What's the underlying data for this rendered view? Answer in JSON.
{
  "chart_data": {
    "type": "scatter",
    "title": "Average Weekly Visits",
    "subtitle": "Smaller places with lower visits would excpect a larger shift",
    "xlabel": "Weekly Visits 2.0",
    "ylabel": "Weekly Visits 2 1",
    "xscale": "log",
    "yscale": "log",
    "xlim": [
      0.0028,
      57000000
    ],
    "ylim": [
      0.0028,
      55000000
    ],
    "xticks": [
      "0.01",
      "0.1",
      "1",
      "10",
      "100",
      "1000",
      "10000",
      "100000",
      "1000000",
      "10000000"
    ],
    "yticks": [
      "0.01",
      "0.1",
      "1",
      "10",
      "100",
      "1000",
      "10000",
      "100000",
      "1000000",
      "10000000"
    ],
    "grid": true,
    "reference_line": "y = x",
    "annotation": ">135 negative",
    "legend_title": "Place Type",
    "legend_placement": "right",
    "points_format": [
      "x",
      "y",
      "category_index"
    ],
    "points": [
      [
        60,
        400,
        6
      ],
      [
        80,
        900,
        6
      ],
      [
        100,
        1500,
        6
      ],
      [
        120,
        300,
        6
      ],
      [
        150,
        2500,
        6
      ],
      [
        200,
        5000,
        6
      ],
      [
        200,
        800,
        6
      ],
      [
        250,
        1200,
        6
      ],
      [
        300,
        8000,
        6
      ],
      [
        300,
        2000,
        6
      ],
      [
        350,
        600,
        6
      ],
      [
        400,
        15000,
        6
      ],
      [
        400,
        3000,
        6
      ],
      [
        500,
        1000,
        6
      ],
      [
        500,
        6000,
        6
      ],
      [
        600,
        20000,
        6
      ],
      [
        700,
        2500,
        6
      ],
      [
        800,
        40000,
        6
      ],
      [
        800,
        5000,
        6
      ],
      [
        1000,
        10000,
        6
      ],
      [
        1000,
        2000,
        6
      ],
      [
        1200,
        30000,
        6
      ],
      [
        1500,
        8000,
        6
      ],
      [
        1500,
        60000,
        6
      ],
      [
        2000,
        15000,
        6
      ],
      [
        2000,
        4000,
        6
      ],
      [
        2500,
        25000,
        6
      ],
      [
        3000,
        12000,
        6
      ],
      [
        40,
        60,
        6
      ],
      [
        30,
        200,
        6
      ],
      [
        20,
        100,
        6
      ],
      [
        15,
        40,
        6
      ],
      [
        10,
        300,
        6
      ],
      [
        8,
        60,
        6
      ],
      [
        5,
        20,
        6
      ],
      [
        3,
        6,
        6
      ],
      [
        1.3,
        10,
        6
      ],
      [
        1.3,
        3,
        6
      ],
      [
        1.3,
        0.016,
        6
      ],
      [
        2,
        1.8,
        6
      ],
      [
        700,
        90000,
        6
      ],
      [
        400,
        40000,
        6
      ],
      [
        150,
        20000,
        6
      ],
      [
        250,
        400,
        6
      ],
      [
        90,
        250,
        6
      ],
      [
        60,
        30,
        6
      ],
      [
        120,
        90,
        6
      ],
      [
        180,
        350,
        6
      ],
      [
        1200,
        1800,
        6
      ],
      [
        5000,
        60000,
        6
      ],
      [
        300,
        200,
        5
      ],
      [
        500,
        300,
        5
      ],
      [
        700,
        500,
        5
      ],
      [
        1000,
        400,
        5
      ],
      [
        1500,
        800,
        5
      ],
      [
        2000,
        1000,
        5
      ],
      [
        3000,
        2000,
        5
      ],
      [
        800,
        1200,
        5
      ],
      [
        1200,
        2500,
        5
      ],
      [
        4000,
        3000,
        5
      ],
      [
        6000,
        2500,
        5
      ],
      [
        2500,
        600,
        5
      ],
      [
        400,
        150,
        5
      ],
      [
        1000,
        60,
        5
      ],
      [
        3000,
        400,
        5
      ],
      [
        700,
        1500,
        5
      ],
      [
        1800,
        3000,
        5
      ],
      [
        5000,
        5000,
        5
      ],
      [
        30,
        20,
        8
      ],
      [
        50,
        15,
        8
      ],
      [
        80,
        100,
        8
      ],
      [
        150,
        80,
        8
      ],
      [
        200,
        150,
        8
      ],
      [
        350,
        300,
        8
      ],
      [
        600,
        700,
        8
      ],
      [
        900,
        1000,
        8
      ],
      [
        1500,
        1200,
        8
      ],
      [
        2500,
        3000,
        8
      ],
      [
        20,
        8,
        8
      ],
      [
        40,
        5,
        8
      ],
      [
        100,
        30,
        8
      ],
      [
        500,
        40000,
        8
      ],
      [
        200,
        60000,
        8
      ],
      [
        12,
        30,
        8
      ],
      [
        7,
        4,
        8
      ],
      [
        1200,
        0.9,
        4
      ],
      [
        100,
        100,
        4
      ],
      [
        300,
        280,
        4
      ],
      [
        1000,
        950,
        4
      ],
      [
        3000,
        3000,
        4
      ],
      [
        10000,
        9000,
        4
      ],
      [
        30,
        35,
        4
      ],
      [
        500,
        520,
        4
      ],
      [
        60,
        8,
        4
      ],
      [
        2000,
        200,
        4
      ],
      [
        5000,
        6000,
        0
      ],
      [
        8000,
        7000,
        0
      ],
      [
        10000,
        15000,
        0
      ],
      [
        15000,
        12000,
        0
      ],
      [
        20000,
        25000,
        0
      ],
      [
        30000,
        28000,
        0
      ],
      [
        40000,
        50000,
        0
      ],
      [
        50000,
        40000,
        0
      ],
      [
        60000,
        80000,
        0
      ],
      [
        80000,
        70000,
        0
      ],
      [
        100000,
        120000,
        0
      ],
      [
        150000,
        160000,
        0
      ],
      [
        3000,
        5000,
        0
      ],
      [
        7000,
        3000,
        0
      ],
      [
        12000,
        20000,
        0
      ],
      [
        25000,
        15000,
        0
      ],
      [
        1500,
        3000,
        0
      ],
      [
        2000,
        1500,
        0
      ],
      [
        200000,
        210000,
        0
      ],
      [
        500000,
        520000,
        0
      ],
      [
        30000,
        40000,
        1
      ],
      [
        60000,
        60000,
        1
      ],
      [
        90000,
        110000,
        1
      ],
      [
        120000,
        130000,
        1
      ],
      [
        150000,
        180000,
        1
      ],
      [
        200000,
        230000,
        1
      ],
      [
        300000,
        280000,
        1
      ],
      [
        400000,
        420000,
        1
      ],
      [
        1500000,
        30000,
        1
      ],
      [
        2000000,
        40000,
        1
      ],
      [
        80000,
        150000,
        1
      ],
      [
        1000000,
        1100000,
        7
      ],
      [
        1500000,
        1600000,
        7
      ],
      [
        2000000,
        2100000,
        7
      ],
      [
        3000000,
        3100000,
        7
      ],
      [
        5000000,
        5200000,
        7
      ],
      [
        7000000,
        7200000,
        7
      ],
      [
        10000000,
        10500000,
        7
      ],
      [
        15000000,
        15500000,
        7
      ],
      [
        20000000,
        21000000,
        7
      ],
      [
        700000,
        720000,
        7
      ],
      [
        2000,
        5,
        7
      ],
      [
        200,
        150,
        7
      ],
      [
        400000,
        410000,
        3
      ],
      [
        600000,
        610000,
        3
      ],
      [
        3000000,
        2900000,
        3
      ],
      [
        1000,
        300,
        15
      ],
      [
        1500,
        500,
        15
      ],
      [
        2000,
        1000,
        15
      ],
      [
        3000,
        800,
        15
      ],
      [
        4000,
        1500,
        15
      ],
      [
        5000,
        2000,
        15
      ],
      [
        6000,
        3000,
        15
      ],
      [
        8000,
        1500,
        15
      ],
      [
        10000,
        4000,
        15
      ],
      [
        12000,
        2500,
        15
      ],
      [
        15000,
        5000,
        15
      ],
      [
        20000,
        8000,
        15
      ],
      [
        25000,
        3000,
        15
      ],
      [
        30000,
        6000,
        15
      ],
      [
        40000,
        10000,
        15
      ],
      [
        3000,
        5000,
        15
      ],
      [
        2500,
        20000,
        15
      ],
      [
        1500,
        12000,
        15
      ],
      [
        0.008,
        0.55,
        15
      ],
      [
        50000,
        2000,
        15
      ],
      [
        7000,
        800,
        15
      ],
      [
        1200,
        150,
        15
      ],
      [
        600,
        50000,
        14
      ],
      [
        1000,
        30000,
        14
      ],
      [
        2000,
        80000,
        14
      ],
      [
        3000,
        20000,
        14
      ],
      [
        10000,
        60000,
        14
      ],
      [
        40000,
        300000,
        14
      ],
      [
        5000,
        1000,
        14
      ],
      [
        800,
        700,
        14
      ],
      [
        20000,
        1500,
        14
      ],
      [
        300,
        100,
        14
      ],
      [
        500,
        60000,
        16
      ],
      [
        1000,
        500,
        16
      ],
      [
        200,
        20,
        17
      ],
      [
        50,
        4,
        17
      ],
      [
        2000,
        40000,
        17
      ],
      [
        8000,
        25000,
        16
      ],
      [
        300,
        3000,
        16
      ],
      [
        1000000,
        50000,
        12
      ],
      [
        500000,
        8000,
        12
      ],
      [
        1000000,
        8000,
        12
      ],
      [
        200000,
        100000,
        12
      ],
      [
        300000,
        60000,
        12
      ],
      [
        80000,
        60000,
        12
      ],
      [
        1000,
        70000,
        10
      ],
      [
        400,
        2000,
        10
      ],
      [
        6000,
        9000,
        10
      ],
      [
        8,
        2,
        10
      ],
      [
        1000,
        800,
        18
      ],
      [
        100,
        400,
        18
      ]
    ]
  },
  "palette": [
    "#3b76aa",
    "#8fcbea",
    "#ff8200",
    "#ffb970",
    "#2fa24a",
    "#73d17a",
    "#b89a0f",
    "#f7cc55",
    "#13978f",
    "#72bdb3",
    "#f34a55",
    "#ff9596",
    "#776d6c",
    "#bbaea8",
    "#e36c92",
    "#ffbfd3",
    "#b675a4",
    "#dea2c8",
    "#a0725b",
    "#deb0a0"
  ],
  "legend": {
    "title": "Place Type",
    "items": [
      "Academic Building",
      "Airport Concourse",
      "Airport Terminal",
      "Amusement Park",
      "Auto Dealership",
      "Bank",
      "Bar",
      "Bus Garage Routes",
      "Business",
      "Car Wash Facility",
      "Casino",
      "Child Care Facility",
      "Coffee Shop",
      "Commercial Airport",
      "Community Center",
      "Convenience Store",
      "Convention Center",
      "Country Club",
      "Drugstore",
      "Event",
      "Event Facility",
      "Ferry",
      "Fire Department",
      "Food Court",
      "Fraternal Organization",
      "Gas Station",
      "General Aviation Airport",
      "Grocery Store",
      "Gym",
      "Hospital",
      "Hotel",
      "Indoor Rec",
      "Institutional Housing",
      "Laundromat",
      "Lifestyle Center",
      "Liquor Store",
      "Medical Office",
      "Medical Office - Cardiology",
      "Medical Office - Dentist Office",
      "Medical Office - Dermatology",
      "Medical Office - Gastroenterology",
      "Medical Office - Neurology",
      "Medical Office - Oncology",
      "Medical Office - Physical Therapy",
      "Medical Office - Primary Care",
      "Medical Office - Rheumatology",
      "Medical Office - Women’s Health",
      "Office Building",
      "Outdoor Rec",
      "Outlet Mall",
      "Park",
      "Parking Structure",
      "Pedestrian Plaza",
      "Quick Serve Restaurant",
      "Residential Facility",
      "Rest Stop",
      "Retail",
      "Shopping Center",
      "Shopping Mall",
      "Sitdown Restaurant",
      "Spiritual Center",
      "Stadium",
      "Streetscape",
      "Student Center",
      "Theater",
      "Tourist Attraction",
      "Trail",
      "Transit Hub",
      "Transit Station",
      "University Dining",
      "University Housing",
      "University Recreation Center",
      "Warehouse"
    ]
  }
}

==================================================

> **GIVEN REQUEST**
The word "Restaurant" may turn up on some lines of these records; say how many, with no other words.

> **SOLVED PROBLEM**
2